= To do =
Your task is to extract every line from the material below exactly.

= Dataset entries =
——
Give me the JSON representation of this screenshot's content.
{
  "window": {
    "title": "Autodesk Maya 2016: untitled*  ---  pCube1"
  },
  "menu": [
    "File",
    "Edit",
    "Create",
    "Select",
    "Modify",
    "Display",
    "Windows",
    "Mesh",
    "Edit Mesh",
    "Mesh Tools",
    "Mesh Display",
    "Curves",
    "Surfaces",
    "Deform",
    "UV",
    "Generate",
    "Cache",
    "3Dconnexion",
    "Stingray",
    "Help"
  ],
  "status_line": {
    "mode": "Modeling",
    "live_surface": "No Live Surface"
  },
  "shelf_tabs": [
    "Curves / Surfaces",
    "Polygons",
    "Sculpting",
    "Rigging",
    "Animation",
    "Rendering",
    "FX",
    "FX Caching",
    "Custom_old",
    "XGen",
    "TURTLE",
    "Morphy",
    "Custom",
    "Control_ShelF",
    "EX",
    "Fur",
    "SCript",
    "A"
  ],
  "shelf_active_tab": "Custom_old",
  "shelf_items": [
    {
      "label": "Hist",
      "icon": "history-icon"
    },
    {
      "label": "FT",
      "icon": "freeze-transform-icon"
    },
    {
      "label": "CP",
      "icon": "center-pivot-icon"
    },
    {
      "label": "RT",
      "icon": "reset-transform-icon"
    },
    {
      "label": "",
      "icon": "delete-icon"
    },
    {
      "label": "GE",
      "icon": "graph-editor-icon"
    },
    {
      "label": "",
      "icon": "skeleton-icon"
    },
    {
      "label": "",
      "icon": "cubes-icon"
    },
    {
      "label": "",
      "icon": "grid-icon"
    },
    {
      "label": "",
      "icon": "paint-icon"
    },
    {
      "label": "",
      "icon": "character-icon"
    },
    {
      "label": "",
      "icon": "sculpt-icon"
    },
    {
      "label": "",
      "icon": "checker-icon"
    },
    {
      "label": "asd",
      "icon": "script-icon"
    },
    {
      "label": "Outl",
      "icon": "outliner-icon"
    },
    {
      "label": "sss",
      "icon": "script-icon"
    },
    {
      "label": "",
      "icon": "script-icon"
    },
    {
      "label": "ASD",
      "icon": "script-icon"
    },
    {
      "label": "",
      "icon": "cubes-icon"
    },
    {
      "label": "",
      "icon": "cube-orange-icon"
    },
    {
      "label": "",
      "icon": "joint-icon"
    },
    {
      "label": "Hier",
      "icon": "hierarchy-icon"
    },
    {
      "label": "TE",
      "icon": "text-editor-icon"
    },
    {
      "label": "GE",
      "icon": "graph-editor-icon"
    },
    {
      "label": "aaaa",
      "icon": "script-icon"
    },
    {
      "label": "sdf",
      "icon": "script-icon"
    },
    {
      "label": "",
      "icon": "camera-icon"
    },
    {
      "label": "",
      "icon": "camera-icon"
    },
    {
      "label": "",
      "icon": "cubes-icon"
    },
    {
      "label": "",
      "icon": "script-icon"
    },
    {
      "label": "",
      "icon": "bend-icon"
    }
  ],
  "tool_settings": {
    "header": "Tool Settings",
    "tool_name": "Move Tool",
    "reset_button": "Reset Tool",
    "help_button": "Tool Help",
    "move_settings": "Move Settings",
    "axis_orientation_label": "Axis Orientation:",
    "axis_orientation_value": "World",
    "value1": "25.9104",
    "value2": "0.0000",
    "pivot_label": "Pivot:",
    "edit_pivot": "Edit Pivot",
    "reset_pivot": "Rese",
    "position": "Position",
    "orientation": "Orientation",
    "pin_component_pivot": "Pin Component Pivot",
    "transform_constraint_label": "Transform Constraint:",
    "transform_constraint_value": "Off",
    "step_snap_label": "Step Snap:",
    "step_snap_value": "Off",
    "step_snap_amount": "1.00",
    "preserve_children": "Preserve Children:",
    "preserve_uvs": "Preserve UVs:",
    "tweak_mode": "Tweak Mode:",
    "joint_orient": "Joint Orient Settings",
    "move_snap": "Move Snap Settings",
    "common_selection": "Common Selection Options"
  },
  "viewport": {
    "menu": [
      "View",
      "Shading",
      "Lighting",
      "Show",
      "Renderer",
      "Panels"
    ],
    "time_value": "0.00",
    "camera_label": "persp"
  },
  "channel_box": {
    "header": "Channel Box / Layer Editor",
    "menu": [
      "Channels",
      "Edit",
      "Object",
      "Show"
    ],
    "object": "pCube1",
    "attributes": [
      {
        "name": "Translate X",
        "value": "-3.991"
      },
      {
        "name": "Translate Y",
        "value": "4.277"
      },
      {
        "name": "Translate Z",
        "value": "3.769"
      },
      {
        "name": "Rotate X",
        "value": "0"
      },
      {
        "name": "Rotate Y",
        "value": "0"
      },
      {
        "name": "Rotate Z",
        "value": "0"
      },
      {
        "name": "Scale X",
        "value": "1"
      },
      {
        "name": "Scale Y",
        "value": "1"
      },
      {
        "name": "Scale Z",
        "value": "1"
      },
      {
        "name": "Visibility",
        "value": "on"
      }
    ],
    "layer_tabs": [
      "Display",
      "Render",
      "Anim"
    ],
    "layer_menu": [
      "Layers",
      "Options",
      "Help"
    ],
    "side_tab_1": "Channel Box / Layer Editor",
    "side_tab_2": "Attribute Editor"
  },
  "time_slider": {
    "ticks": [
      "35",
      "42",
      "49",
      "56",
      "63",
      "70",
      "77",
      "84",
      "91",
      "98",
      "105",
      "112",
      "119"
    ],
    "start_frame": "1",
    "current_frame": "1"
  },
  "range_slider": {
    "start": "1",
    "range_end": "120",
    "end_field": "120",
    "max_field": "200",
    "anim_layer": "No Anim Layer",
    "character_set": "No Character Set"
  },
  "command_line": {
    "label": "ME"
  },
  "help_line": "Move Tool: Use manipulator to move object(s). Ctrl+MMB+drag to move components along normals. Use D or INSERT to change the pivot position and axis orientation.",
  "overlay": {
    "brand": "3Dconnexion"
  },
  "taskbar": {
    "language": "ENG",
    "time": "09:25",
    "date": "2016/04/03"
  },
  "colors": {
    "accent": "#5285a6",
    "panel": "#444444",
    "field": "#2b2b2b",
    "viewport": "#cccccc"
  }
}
——
= Task output =
Give me the JSON representation of this screenshot's content.
{
  "window": {
    "title": "Autodesk Maya 2016: untitled*  ---  pCube1"
  },
  "menu": [
    "File",
    "Edit",
    "Create",
    "Select",
    "Modify",
    "Display",
    "Windows",
    "Mesh",
    "Edit Mesh",
    "Mesh Tools",
    "Mesh Display",
    "Curves",
    "Surfaces",
    "Deform",
    "UV",
    "Generate",
    "Cache",
    "3Dconnexion",
    "Stingray",
    "Help"
  ],
  "status_line": {
    "mode": "Modeling",
    "live_surface": "No Live Surface"
  },
  "shelf_tabs": [
    "Curves / Surfaces",
    "Polygons",
    "Sculpting",
    "Rigging",
    "Animation",
    "Rendering",
    "FX",
    "FX Caching",
    "Custom_old",
    "XGen",
    "TURTLE",
    "Morphy",
    "Custom",
    "Control_ShelF",
    "EX",
    "Fur",
    "SCript",
    "A"
  ],
  "shelf_active_tab": "Custom_old",
  "shelf_items": [
    {
      "label": "Hist",
      "icon": "history-icon"
    },
    {
      "label": "FT",
      "icon": "freeze-transform-icon"
    },
    {
      "label": "CP",
      "icon": "center-pivot-icon"
    },
    {
      "label": "RT",
      "icon": "reset-transform-icon"
    },
    {
      "label": "",
      "icon": "delete-icon"
    },
    {
      "label": "GE",
      "icon": "graph-editor-icon"
    },
    {
      "label": "",
      "icon": "skeleton-icon"
    },
    {
      "label": "",
      "icon": "cubes-icon"
    },
    {
      "label": "",
      "icon": "grid-icon"
    },
    {
      "label": "",
      "icon": "paint-icon"
    },
    {
      "label": "",
      "icon": "character-icon"
    },
    {
      "label": "",
      "icon": "sculpt-icon"
    },
    {
      "label": "",
      "icon": "checker-icon"
    },
    {
      "label": "asd",
      "icon": "script-icon"
    },
    {
      "label": "Outl",
      "icon": "outliner-icon"
    },
    {
      "label": "sss",
      "icon": "script-icon"
    },
    {
      "label": "",
      "icon": "script-icon"
    },
    {
      "label": "ASD",
      "icon": "script-icon"
    },
    {
      "label": "",
      "icon": "cubes-icon"
    },
    {
      "label": "",
      "icon": "cube-orange-icon"
    },
    {
      "label": "",
      "icon": "joint-icon"
    },
    {
      "label": "Hier",
      "icon": "hierarchy-icon"
    },
    {
      "label": "TE",
      "icon": "text-editor-icon"
    },
    {
      "label": "GE",
      "icon": "graph-editor-icon"
    },
    {
      "label": "aaaa",
      "icon": "script-icon"
    },
    {
      "label": "sdf",
      "icon": "script-icon"
    },
    {
      "label": "",
      "icon": "camera-icon"
    },
    {
      "label": "",
      "icon": "camera-icon"
    },
    {
      "label": "",
      "icon": "cubes-icon"
    },
    {
      "label": "",
      "icon": "script-icon"
    },
    {
      "label": "",
      "icon": "bend-icon"
    }
  ],
  "tool_settings": {
    "header": "Tool Settings",
    "tool_name": "Move Tool",
    "reset_button": "Reset Tool",
    "help_button": "Tool Help",
    "move_settings": "Move Settings",
    "axis_orientation_label": "Axis Orientation:",
    "axis_orientation_value": "World",
    "value1": "25.9104",
    "value2": "0.0000",
    "pivot_label": "Pivot:",
    "edit_pivot": "Edit Pivot",
    "reset_pivot": "Rese",
    "position": "Position",
    "orientation": "Orientation",
    "pin_component_pivot": "Pin Component Pivot",
    "transform_constraint_label": "Transform Constraint:",
    "transform_constraint_value": "Off",
    "step_snap_label": "Step Snap:",
    "step_snap_value": "Off",
    "step_snap_amount": "1.00",
    "preserve_children": "Preserve Children:",
    "preserve_uvs": "Preserve UVs:",
    "tweak_mode": "Tweak Mode:",
    "joint_orient": "Joint Orient Settings",
    "move_snap": "Move Snap Settings",
    "common_selection": "Common Selection Options"
  },
  "viewport": {
    "menu": [
      "View",
      "Shading",
      "Lighting",
      "Show",
      "Renderer",
      "Panels"
    ],
    "time_value": "0.00",
    "camera_label": "persp"
  },
  "channel_box": {
    "header": "Channel Box / Layer Editor",
    "menu": [
      "Channels",
      "Edit",
      "Object",
      "Show"
    ],
    "object": "pCube1",
    "attributes": [
      {
        "name": "Translate X",
        "value": "-3.991"
      },
      {
        "name": "Translate Y",
        "value": "4.277"
      },
      {
        "name": "Translate Z",
        "value": "3.769"
      },
      {
        "name": "Rotate X",
        "value": "0"
      },
      {
        "name": "Rotate Y",
        "value": "0"
      },
      {
        "name": "Rotate Z",
        "value": "0"
      },
      {
        "name": "Scale X",
        "value": "1"
      },
      {
        "name": "Scale Y",
        "value": "1"
      },
      {
        "name": "Scale Z",
        "value": "1"
      },
      {
        "name": "Visibility",
        "value": "on"
      }
    ],
    "layer_tabs": [
      "Display",
      "Render",
      "Anim"
    ],
    "layer_menu": [
      "Layers",
      "Options",
      "Help"
    ],
    "side_tab_1": "Channel Box / Layer Editor",
    "side_tab_2": "Attribute Editor"
  },
  "time_slider": {
    "ticks": [
      "35",
      "42",
      "49",
      "56",
      "63",
      "70",
      "77",
      "84",
      "91",
      "98",
      "105",
      "112",
      "119"
    ],
    "start_frame": "1",
    "current_frame": "1"
  },
  "range_slider": {
    "start": "1",
    "range_end": "120",
    "end_field": "120",
    "max_field": "200",
    "anim_layer": "No Anim Layer",
    "character_set": "No Character Set"
  },
  "command_line": {
    "label": "ME"
  },
  "help_line": "Move Tool: Use manipulator to move object(s). Ctrl+MMB+drag to move components along normals. Use D or INSERT to change the pivot position and axis orientation.",
  "overlay": {
    "brand": "3Dconnexion"
  },
  "taskbar": {
    "language": "ENG",
    "time": "09:25",
    "date": "2016/04/03"
  },
  "colors": {
    "accent": "#5285a6",
    "panel": "#444444",
    "field": "#2b2b2b",
    "viewport": "#cccccc"
  }
}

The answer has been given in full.